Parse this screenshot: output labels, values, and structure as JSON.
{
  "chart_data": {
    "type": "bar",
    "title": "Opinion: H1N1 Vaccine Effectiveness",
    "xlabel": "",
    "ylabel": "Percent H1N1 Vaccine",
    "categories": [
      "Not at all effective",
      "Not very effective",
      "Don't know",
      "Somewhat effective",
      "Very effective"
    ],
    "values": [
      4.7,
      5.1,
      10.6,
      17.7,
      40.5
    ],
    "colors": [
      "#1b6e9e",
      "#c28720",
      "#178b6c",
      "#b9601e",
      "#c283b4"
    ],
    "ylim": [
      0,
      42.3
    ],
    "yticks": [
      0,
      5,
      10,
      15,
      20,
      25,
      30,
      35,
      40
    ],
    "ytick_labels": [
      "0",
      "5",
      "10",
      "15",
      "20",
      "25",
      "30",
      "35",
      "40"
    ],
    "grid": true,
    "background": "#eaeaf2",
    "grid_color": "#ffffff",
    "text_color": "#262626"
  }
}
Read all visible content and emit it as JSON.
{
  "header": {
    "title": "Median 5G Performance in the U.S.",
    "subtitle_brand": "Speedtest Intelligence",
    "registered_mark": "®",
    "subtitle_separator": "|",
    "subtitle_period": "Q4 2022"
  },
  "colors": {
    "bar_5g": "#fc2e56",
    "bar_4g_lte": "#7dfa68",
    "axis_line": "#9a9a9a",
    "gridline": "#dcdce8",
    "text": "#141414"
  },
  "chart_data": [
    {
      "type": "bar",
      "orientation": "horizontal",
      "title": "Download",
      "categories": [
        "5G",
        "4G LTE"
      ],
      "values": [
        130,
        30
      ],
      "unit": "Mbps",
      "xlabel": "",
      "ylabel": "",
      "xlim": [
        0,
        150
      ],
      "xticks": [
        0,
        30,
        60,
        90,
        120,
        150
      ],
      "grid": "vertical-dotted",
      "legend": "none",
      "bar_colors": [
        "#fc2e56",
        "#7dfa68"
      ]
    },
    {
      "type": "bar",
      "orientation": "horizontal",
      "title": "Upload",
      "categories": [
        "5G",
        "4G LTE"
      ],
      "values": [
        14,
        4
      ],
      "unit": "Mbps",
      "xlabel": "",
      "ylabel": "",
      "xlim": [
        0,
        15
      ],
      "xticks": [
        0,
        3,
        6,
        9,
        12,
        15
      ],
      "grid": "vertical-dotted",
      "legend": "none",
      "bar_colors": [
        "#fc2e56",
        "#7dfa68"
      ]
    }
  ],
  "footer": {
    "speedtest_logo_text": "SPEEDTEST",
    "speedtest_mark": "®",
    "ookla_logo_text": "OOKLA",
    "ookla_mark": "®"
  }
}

** Do this **
Repeat the records exactly, including every line.

** The completed task **
Parse this screenshot: output labels, values, and structure as JSON.
{
  "chart_data": {
    "type": "bar",
    "title": "Opinion: H1N1 Vaccine Effectiveness",
    "xlabel": "",
    "ylabel": "Percent H1N1 Vaccine",
    "categories": [
      "Not at all effective",
      "Not very effective",
      "Don't know",
      "Somewhat effective",
      "Very effective"
    ],
    "values": [
      4.7,
      5.1,
      10.6,
      17.7,
      40.5
    ],
    "colors": [
      "#1b6e9e",
      "#c28720",
      "#178b6c",
      "#b9601e",
      "#c283b4"
    ],
    "ylim": [
      0,
      42.3
    ],
    "yticks": [
      0,
      5,
      10,
      15,
      20,
      25,
      30,
      35,
      40
    ],
    "ytick_labels": [
      "0",
      "5",
      "10",
      "15",
      "20",
      "25",
      "30",
      "35",
      "40"
    ],
    "grid": true,
    "background": "#eaeaf2",
    "grid_color": "#ffffff",
    "text_color": "#262626"
  }
}
Read all visible content and emit it as JSON.
{
  "header": {
    "title": "Median 5G Performance in the U.S.",
    "subtitle_brand": "Speedtest Intelligence",
    "registered_mark": "®",
    "subtitle_separator": "|",
    "subtitle_period": "Q4 2022"
  },
  "colors": {
    "bar_5g": "#fc2e56",
    "bar_4g_lte": "#7dfa68",
    "axis_line": "#9a9a9a",
    "gridline": "#dcdce8",
    "text": "#141414"
  },
  "chart_data": [
    {
      "type": "bar",
      "orientation": "horizontal",
      "title": "Download",
      "categories": [
        "5G",
        "4G LTE"
      ],
      "values": [
        130,
        30
      ],
      "unit": "Mbps",
      "xlabel": "",
      "ylabel": "",
      "xlim": [
        0,
        150
      ],
      "xticks": [
        0,
        30,
        60,
        90,
        120,
        150
      ],
      "grid": "vertical-dotted",
      "legend": "none",
      "bar_colors": [
        "#fc2e56",
        "#7dfa68"
      ]
    },
    {
      "type": "bar",
      "orientation": "horizontal",
      "title": "Upload",
      "categories": [
        "5G",
        "4G LTE"
      ],
      "values": [
        14,
        4
      ],
      "unit": "Mbps",
      "xlabel": "",
      "ylabel": "",
      "xlim": [
        0,
        15
      ],
      "xticks": [
        0,
        3,
        6,
        9,
        12,
        15
      ],
      "grid": "vertical-dotted",
      "legend": "none",
      "bar_colors": [
        "#fc2e56",
        "#7dfa68"
      ]
    }
  ],
  "footer": {
    "speedtest_logo_text": "SPEEDTEST",
    "speedtest_mark": "®",
    "ookla_logo_text": "OOKLA",
    "ookla_mark": "®"
  }
}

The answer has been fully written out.